Locate the lines of the listing below that hold "message", then copy each of them.

↓

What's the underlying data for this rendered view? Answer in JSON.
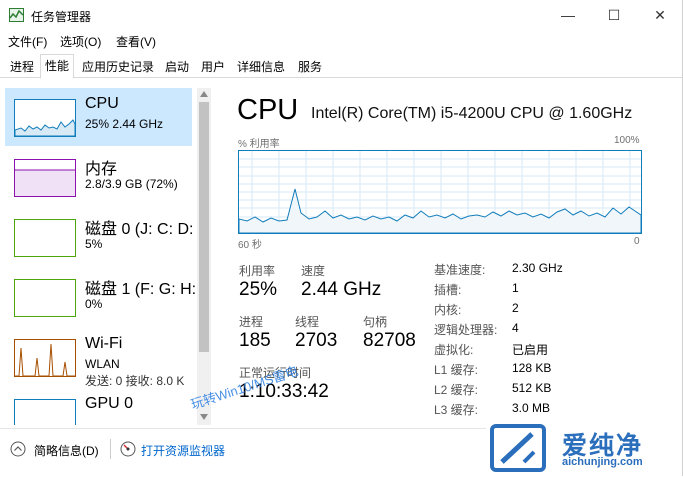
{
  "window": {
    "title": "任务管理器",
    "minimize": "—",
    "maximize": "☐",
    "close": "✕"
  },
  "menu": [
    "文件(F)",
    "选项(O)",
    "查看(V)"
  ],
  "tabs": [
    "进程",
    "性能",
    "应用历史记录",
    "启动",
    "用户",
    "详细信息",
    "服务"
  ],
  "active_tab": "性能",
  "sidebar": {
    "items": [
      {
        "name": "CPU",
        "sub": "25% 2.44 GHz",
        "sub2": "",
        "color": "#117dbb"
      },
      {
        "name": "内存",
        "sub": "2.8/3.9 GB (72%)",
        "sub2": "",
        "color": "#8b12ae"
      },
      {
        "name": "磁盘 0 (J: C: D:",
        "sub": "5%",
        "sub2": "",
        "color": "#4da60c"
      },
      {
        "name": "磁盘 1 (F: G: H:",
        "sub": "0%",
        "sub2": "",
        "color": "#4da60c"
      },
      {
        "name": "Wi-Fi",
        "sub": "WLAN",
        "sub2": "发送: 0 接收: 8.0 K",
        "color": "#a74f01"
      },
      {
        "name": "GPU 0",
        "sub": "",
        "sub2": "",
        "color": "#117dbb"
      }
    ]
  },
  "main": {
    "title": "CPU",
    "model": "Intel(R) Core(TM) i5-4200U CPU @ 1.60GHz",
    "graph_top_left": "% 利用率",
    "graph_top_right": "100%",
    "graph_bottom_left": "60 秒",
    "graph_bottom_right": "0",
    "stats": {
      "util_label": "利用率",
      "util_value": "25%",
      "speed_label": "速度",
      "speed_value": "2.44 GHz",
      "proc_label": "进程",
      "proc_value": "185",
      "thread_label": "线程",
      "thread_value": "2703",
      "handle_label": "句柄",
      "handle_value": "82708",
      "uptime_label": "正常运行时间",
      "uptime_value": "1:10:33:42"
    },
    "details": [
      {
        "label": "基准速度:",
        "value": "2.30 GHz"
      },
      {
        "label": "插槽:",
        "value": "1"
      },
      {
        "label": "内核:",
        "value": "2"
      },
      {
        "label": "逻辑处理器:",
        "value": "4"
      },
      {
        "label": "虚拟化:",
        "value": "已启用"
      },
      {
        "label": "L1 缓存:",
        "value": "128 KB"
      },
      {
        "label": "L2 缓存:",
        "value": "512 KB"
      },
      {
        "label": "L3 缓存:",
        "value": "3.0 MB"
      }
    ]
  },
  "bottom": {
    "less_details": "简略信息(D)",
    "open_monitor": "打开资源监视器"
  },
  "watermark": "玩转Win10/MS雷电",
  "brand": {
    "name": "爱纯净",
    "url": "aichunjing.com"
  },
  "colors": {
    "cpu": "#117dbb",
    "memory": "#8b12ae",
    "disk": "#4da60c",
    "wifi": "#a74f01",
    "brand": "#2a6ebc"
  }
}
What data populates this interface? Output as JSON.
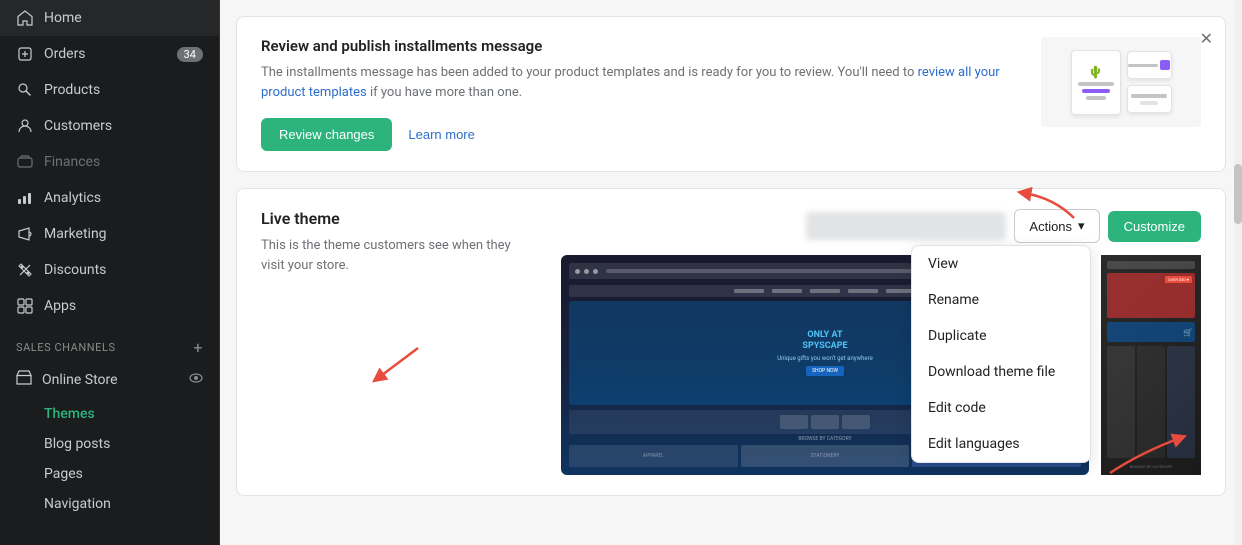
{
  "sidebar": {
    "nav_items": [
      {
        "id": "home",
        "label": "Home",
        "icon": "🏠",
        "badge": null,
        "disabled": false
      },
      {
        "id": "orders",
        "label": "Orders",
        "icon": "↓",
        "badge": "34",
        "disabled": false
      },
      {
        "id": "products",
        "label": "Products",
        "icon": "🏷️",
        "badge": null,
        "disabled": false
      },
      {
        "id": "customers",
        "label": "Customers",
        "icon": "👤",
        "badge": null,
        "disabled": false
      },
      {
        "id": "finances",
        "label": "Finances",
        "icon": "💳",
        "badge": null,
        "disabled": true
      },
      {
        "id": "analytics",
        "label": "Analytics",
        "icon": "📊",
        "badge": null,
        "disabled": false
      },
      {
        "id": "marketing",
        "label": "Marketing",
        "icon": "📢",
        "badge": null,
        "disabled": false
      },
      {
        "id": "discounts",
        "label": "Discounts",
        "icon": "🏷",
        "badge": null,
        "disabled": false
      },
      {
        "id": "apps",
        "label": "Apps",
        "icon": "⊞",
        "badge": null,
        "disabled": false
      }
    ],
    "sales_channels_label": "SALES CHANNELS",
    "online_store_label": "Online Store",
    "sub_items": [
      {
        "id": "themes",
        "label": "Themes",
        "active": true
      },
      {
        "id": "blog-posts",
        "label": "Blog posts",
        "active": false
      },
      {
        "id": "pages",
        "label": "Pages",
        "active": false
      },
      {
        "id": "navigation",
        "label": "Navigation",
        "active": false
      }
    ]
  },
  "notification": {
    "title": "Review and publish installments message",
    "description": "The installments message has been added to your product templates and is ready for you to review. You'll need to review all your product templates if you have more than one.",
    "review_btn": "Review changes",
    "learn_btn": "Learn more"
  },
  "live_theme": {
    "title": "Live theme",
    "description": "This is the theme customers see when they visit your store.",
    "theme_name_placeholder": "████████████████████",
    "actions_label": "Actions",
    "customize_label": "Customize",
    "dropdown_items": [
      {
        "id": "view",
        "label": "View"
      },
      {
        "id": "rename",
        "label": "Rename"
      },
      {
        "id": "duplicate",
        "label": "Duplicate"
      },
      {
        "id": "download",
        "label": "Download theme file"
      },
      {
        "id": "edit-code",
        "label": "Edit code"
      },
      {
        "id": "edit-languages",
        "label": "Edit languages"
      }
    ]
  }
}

↑

— Result for this task —
    "title": "Review and publish installments message",
    "description": "The installments message has been added to your product templates and is ready for you to review. You'll need to review all your product templates if you have more than one.",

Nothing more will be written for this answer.